• [Recorded data]:

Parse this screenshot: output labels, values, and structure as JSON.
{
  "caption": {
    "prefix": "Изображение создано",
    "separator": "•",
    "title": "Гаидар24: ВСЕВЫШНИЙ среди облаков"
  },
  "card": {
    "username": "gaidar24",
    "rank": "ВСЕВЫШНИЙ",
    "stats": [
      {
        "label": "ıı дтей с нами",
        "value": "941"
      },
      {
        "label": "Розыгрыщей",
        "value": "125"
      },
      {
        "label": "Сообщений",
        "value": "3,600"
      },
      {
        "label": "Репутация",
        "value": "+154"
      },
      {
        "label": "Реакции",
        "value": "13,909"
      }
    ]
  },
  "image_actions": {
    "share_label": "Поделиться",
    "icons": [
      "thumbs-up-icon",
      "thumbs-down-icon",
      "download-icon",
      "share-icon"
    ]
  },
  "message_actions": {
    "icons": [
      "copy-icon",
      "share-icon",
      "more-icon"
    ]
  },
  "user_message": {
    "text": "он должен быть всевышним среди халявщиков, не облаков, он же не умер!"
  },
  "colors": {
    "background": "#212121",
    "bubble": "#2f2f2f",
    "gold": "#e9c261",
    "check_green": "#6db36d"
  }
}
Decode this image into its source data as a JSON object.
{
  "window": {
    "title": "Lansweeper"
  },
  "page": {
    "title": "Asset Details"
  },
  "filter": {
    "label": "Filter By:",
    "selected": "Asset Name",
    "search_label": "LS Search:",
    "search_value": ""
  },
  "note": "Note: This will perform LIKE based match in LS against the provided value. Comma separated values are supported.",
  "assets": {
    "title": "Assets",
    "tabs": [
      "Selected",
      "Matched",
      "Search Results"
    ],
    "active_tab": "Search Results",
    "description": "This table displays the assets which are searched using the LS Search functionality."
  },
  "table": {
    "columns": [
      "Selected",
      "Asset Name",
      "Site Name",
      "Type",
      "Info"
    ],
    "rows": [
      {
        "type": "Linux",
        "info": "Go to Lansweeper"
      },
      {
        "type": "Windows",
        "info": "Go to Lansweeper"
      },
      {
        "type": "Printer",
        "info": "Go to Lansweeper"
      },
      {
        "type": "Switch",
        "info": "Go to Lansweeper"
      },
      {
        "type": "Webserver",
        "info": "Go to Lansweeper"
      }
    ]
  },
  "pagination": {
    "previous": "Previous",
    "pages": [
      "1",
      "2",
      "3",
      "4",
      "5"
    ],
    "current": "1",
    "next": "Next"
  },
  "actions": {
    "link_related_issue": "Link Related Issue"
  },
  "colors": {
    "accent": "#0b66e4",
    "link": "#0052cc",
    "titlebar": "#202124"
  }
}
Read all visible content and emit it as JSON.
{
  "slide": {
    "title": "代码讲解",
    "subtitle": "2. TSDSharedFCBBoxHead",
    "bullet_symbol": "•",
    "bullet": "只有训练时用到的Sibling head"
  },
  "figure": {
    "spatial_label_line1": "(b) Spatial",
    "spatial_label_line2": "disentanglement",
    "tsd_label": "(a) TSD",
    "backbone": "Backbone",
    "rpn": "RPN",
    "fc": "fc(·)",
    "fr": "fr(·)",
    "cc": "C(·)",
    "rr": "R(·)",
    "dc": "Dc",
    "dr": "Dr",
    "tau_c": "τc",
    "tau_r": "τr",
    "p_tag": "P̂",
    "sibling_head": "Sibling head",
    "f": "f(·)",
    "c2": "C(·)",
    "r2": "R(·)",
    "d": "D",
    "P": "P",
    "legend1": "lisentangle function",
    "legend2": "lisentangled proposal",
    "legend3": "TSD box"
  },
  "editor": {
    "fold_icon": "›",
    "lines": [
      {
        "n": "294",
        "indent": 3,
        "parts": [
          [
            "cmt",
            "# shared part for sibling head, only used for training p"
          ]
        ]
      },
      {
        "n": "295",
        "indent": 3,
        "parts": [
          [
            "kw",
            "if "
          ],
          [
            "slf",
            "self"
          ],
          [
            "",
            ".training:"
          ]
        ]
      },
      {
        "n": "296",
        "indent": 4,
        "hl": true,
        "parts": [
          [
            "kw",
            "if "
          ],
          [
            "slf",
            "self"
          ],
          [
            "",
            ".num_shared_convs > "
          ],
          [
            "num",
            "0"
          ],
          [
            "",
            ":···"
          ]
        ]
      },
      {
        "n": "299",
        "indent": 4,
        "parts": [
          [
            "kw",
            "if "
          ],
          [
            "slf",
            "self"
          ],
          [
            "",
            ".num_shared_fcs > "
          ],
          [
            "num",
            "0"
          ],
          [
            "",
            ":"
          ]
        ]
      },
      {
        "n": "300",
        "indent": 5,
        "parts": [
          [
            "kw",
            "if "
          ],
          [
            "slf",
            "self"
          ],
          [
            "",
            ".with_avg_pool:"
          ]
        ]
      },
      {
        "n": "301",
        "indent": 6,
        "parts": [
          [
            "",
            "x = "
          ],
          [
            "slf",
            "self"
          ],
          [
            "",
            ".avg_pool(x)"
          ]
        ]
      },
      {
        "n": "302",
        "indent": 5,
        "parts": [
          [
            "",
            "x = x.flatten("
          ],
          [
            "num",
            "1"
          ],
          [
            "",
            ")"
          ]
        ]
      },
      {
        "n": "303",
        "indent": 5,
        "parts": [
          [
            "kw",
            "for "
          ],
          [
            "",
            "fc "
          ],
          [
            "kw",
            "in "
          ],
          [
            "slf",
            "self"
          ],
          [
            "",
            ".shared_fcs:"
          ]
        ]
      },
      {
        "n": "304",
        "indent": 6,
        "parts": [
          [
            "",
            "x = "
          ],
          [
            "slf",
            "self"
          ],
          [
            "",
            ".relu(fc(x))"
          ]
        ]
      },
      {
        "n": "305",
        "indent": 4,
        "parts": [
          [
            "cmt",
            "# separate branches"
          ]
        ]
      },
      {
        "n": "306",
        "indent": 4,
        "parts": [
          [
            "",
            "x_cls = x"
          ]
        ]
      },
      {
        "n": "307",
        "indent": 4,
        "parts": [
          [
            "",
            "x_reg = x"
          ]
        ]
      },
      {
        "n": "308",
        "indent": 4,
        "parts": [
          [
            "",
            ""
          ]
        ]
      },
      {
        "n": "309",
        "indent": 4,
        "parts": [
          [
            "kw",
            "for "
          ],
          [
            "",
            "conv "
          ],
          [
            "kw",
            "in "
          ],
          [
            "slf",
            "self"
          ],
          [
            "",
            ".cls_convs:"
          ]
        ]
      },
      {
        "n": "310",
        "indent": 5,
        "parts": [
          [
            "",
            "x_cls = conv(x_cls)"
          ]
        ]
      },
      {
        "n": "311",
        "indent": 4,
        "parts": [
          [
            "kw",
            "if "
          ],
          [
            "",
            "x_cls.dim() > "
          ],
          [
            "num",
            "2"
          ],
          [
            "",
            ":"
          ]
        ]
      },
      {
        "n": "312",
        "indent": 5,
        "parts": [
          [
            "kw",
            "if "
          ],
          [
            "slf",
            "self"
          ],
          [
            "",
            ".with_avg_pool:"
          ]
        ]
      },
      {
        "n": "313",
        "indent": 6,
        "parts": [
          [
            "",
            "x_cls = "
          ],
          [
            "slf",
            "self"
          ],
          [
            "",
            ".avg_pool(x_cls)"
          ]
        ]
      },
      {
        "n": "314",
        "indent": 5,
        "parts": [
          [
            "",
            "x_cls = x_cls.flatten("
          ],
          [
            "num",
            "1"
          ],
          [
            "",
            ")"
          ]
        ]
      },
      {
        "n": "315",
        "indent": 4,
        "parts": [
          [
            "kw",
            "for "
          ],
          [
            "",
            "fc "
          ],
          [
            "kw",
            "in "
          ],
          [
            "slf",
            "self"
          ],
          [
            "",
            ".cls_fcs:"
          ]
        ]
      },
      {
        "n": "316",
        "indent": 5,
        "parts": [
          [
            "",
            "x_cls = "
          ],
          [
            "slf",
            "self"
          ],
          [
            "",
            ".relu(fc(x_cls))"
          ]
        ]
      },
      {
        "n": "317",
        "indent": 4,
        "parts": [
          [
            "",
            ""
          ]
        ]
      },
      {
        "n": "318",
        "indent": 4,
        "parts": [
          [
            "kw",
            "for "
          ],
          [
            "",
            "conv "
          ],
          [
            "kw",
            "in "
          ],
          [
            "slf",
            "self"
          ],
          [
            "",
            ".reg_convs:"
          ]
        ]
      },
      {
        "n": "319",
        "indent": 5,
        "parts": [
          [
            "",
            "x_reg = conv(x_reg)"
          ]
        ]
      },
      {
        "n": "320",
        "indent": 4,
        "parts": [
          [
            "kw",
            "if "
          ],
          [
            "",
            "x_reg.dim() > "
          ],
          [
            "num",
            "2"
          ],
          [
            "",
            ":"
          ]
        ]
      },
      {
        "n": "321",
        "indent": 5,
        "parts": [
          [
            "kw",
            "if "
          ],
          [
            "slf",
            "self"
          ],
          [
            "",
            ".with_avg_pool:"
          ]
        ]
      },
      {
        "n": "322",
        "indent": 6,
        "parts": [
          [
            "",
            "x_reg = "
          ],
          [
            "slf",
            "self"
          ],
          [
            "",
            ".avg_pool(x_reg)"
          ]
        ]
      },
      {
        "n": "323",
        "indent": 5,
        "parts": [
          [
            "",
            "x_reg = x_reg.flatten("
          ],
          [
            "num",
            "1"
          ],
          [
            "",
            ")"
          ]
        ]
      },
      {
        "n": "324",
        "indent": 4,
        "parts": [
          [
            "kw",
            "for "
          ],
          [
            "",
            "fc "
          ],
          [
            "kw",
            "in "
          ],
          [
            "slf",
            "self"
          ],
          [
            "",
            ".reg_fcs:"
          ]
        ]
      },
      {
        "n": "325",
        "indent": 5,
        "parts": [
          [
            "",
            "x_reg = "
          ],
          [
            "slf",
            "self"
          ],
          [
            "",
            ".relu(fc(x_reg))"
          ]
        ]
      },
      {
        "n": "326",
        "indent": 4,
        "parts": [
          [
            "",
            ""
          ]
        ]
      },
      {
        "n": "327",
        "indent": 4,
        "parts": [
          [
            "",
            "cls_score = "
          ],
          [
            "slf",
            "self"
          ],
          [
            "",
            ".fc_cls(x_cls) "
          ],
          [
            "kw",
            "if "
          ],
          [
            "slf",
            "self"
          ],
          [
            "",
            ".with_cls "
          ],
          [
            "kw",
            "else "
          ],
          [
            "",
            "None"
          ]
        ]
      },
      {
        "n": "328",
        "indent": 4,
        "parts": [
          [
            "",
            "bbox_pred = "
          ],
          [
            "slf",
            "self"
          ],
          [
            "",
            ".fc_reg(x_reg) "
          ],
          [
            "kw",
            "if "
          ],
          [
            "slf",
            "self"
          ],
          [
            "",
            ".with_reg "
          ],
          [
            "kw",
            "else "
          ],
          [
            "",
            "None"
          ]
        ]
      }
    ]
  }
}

• [Brief]:
Check each line of the data above for the word "облаков" and say how many lines contain it, giving nothing besides the number.

• [Result for this task]:
2